What you need to do >>
Faithfully return all lines, omitting every embedded picture.

Materials provided >>
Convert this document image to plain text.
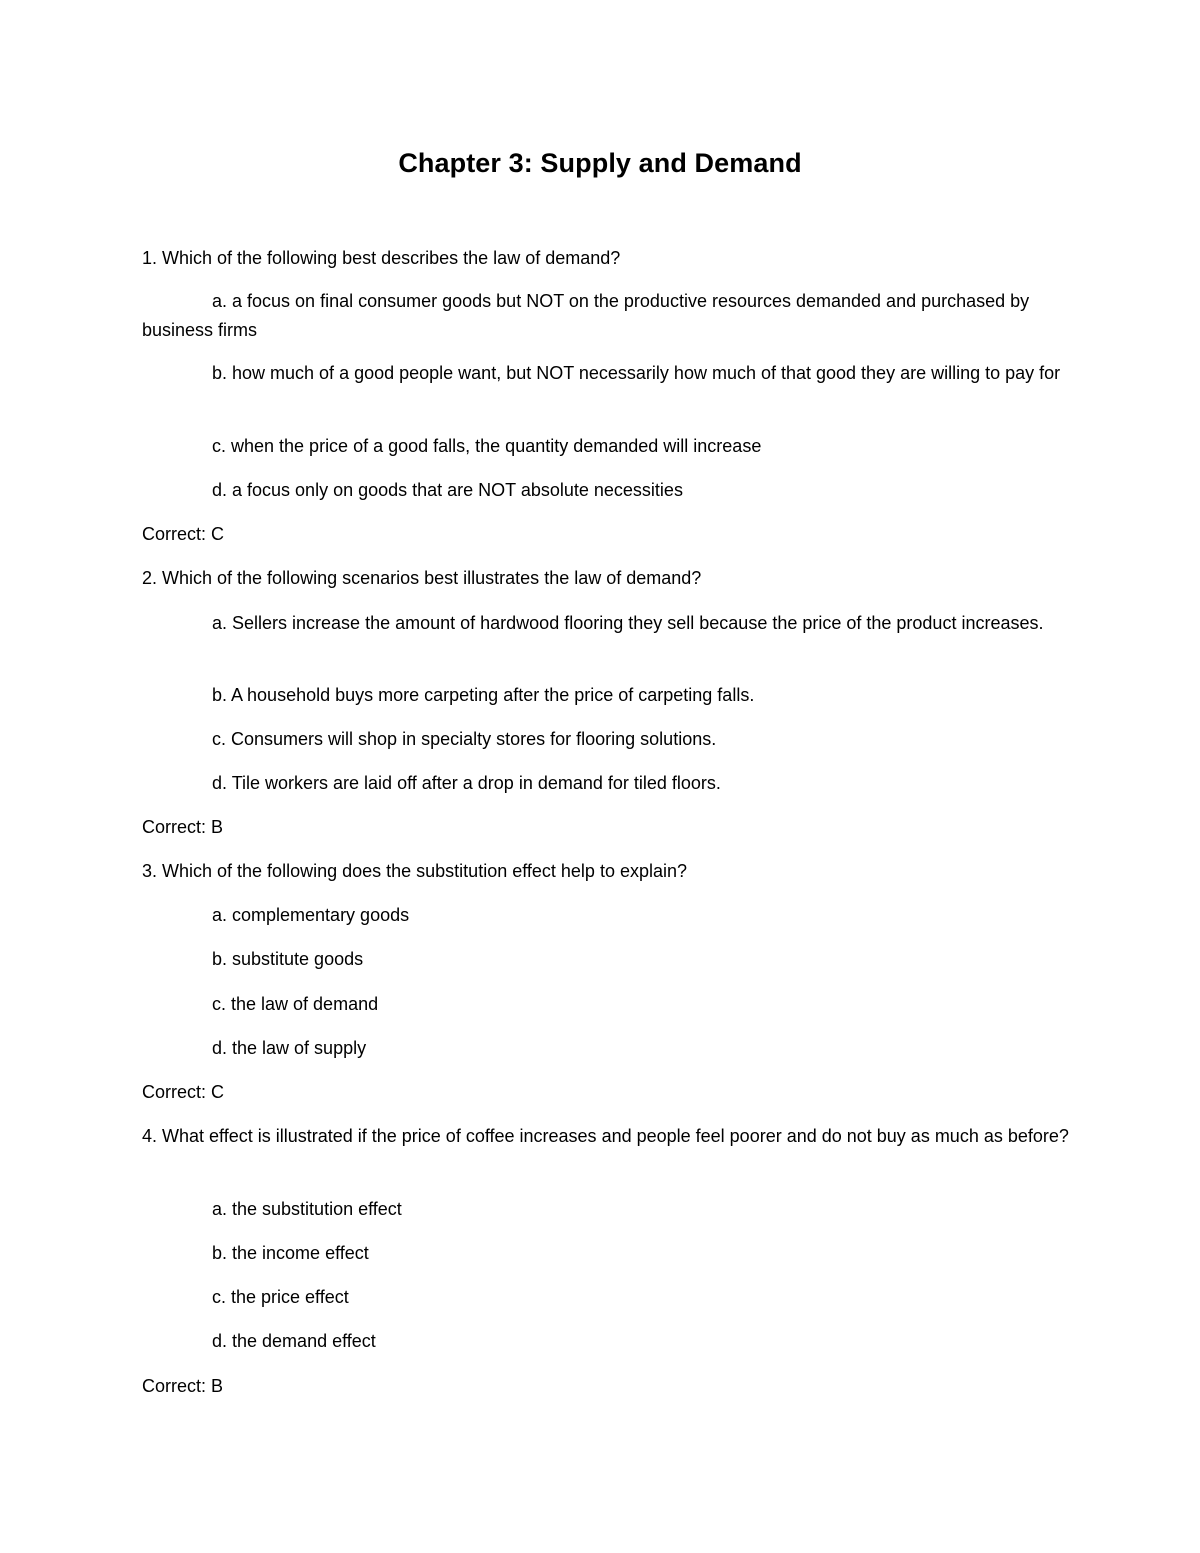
Chapter 3: Supply and Demand
1. Which of the following best describes the law of demand?
a. a focus on final consumer goods but NOT on the productive resources demanded and purchased by business firms
b. how much of a good people want, but NOT necessarily how much of that good they are willing to pay for
c. when the price of a good falls, the quantity demanded will increase
d. a focus only on goods that are NOT absolute necessities
Correct: C
2. Which of the following scenarios best illustrates the law of demand?
a. Sellers increase the amount of hardwood flooring they sell because the price of the product increases.
b. A household buys more carpeting after the price of carpeting falls.
c. Consumers will shop in specialty stores for flooring solutions.
d. Tile workers are laid off after a drop in demand for tiled floors.
Correct: B
3. Which of the following does the substitution effect help to explain?
a. complementary goods
b. substitute goods
c. the law of demand
d. the law of supply
Correct: C
4. What effect is illustrated if the price of coffee increases and people feel poorer and do not buy as much as before?
a. the substitution effect
b. the income effect
c. the price effect
d. the demand effect
Correct: B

Expected answer >>
Convert this document image to plain text.
Chapter 3: Supply and Demand
1. Which of the following best describes the law of demand?
a. a focus on final consumer goods but NOT on the productive resources demanded and purchased by business firms
b. how much of a good people want, but NOT necessarily how much of that good they are willing to pay for
c. when the price of a good falls, the quantity demanded will increase
d. a focus only on goods that are NOT absolute necessities
Correct: C
2. Which of the following scenarios best illustrates the law of demand?
a. Sellers increase the amount of hardwood flooring they sell because the price of the product increases.
b. A household buys more carpeting after the price of carpeting falls.
c. Consumers will shop in specialty stores for flooring solutions.
d. Tile workers are laid off after a drop in demand for tiled floors.
Correct: B
3. Which of the following does the substitution effect help to explain?
a. complementary goods
b. substitute goods
c. the law of demand
d. the law of supply
Correct: C
4. What effect is illustrated if the price of coffee increases and people feel poorer and do not buy as much as before?
a. the substitution effect
b. the income effect
c. the price effect
d. the demand effect
Correct: B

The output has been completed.